# STATED PROBLEM:
Return every line of the data below that includes the string "type".

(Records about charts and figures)

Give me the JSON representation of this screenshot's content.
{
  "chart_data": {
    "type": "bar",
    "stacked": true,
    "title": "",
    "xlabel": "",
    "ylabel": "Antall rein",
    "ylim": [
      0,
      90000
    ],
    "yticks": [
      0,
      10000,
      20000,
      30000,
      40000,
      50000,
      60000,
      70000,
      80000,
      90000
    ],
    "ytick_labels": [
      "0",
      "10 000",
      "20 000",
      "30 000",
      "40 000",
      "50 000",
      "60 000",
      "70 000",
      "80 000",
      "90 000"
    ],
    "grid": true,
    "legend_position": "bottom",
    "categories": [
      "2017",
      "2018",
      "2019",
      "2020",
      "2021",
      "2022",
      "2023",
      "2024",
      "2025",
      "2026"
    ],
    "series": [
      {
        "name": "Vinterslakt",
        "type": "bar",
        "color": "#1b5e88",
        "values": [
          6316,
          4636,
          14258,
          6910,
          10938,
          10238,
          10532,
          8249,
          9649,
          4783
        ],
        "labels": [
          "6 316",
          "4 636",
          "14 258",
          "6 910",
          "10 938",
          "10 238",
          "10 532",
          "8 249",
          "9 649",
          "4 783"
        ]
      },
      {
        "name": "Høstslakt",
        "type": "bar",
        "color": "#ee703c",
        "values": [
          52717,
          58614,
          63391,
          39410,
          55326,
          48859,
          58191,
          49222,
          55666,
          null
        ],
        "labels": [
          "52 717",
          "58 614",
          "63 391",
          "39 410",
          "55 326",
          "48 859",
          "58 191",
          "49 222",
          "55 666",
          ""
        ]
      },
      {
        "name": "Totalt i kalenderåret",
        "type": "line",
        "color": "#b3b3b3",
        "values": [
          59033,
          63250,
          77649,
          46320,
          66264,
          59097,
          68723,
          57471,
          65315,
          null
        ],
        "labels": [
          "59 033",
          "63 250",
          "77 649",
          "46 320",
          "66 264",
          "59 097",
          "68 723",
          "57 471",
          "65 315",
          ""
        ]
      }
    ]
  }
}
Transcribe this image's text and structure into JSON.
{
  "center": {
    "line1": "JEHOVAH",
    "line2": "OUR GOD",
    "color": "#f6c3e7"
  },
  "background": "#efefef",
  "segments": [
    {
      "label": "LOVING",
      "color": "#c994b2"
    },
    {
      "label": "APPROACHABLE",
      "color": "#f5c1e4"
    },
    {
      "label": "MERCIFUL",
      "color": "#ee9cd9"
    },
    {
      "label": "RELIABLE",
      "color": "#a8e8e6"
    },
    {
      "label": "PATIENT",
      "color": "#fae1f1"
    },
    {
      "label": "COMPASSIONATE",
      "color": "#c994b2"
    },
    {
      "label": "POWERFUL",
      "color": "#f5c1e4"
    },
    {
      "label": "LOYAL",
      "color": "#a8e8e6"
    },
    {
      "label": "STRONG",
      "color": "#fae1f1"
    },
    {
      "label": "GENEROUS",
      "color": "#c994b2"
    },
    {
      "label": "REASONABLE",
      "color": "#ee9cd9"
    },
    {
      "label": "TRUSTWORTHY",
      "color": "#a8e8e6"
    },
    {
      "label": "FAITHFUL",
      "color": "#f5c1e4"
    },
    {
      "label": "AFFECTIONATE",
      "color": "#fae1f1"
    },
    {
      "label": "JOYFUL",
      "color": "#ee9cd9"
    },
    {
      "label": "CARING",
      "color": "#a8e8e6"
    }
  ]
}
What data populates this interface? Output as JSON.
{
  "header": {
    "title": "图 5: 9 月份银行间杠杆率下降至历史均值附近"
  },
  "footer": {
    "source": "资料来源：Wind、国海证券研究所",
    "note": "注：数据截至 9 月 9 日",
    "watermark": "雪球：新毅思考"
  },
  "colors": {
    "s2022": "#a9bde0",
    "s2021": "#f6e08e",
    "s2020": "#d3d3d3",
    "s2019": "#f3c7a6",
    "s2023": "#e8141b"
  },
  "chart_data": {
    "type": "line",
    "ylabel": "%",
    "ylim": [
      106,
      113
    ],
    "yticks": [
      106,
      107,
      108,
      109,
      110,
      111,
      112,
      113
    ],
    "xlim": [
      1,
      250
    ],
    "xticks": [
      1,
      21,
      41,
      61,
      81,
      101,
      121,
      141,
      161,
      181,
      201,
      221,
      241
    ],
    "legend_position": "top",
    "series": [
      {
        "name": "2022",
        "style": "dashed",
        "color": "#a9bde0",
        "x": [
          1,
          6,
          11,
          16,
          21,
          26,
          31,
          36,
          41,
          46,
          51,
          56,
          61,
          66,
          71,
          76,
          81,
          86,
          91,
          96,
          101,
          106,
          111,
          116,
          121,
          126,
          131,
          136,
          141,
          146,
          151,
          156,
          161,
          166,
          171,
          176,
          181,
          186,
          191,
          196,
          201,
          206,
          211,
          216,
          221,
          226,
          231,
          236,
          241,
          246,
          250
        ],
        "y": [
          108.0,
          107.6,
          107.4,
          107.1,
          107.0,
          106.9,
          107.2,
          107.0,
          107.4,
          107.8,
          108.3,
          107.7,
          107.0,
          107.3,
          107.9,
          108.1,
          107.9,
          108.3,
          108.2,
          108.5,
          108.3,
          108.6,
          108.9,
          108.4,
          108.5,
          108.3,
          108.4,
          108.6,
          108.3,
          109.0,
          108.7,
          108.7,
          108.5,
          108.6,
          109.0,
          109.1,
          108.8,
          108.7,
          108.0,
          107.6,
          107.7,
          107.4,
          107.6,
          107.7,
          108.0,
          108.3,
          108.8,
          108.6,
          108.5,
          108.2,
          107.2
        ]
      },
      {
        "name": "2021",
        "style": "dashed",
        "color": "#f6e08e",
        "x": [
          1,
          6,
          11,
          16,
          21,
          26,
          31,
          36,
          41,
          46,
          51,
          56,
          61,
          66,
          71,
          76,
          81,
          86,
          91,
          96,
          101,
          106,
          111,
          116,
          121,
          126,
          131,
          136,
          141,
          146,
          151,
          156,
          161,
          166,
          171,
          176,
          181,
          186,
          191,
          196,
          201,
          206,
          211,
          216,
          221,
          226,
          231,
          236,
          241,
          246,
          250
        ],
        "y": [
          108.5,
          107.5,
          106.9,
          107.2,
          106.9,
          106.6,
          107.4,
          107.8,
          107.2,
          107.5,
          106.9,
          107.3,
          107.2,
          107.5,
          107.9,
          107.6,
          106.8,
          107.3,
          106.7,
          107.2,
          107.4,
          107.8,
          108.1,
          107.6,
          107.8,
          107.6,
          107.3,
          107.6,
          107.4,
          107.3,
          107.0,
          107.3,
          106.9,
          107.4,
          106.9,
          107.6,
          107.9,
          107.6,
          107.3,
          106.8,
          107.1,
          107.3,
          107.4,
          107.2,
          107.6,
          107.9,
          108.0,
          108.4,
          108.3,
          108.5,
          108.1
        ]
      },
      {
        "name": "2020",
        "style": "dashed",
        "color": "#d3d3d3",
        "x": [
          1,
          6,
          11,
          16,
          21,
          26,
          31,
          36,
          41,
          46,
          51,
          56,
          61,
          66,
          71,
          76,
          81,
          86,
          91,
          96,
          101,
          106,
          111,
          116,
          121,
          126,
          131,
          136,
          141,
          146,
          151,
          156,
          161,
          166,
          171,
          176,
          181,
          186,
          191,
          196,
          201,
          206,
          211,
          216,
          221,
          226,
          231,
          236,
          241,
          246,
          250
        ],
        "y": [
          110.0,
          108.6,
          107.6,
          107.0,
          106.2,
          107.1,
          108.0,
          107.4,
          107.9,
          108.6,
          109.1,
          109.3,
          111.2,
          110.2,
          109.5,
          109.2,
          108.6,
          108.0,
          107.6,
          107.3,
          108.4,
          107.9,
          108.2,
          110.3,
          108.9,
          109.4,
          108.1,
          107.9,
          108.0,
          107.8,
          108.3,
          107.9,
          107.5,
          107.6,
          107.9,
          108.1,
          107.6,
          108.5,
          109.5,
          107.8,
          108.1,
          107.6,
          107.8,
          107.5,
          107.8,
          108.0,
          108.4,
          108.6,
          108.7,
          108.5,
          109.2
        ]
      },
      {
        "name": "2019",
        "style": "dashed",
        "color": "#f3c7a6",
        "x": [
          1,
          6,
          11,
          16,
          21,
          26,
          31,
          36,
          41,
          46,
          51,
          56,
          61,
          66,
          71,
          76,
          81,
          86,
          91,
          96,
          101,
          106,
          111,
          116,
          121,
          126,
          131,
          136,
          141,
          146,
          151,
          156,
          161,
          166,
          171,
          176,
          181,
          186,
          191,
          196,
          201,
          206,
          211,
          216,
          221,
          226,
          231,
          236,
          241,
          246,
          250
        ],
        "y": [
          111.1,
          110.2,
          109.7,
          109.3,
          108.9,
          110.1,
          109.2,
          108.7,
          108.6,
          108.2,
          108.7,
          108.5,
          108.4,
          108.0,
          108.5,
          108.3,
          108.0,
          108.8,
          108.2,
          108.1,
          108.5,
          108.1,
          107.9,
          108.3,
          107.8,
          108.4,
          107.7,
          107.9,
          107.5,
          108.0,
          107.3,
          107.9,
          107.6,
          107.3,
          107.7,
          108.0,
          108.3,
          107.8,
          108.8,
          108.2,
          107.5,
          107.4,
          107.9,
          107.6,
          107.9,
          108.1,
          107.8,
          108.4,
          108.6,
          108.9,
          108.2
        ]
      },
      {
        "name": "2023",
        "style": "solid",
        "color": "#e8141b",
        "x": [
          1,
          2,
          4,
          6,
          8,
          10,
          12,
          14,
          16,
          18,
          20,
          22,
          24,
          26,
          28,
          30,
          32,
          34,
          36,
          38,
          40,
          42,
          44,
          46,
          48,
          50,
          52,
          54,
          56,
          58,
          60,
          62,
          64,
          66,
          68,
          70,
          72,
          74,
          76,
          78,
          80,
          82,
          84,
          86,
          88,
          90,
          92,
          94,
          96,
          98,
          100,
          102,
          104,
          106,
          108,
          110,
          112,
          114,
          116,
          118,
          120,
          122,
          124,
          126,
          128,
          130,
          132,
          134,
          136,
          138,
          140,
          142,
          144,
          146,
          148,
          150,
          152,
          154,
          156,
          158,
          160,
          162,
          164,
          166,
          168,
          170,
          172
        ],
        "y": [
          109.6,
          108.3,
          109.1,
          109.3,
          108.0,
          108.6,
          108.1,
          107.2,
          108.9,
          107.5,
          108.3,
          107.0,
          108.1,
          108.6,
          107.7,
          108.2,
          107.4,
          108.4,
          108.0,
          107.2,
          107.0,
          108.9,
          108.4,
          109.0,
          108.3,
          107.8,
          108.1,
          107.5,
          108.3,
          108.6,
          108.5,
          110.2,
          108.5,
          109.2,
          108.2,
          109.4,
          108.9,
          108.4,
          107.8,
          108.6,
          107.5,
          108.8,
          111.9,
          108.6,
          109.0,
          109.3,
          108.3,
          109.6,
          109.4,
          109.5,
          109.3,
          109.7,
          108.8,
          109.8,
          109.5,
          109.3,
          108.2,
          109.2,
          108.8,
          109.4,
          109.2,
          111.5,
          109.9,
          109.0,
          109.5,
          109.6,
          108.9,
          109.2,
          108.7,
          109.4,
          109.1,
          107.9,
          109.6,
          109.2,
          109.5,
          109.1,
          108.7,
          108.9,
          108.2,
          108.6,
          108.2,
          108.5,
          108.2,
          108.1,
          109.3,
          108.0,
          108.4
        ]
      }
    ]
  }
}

# TASK ANSWER:
    "type": "bar",
        "type": "bar",
        "type": "bar",
        "type": "line",
    "type": "line",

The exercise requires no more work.